> **Given task**: Read the records and gather each line that includes "Ciambella".

> **Dataset items**:
....................

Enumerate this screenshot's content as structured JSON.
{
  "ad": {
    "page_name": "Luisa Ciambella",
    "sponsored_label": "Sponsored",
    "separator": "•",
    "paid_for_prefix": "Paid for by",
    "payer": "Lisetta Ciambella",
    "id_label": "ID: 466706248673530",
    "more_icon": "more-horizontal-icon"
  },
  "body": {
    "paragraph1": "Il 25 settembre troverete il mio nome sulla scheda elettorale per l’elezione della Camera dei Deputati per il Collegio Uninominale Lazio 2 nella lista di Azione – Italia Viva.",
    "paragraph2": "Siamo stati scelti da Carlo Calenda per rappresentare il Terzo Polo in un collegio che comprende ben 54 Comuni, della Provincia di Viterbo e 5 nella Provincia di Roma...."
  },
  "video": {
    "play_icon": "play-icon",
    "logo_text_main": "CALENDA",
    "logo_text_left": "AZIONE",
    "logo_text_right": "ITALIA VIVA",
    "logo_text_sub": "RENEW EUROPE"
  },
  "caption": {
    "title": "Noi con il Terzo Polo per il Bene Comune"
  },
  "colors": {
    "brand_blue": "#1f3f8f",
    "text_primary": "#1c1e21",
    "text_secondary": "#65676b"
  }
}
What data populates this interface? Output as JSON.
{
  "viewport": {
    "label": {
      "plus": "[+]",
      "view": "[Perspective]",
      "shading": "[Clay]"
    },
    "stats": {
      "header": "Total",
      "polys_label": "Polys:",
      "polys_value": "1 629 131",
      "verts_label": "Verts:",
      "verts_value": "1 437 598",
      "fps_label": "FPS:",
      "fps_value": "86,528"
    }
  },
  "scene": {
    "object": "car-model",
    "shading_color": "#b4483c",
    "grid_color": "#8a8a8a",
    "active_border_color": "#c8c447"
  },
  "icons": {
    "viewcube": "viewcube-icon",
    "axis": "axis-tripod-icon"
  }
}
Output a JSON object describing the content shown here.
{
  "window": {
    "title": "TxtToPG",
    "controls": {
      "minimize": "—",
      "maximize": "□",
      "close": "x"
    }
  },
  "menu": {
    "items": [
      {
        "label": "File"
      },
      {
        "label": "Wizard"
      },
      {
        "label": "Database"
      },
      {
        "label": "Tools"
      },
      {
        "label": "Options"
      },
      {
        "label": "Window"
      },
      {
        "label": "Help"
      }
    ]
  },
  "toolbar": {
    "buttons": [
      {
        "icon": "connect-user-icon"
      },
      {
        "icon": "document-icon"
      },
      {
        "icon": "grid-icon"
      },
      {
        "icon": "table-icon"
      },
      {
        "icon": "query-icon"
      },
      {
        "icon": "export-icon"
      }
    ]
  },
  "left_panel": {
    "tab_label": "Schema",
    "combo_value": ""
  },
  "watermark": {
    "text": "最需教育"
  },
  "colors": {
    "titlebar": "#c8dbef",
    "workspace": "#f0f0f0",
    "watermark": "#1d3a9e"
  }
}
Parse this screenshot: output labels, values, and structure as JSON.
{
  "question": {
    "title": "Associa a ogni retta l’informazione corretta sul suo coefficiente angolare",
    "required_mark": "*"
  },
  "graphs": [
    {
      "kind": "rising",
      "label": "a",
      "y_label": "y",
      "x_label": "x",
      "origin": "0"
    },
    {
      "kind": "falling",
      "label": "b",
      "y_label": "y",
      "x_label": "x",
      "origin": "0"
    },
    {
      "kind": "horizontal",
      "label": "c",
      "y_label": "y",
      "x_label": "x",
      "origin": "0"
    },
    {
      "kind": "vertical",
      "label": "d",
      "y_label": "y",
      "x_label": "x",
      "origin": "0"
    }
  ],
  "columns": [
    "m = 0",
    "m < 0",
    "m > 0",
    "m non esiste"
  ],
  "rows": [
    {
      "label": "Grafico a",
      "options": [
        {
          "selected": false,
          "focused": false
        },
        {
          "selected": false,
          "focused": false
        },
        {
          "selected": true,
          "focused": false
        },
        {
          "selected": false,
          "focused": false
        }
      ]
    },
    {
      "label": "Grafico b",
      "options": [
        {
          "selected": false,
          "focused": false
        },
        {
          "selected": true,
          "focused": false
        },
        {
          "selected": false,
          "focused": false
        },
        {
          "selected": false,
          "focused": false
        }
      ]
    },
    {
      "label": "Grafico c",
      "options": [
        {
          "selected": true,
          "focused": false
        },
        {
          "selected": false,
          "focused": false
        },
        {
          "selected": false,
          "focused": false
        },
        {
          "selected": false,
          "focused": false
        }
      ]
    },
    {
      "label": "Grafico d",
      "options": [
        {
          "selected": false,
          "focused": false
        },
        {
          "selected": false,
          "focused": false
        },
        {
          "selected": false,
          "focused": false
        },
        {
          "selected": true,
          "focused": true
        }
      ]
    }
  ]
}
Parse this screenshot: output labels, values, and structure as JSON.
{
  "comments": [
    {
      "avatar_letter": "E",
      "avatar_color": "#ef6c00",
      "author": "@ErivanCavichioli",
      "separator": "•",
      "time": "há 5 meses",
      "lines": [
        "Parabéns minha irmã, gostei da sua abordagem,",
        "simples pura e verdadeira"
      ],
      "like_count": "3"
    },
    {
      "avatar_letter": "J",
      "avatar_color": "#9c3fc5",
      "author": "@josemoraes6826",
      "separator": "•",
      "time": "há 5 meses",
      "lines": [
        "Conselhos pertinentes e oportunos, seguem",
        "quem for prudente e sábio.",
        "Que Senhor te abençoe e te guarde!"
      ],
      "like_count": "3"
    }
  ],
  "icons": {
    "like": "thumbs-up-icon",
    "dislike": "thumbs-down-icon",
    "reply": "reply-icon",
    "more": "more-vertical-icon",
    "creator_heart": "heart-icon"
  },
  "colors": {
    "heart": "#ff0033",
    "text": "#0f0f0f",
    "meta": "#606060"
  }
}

....................

> **Result of the exercise**:
    "page_name": "Luisa Ciambella",
    "payer": "Lisetta Ciambella",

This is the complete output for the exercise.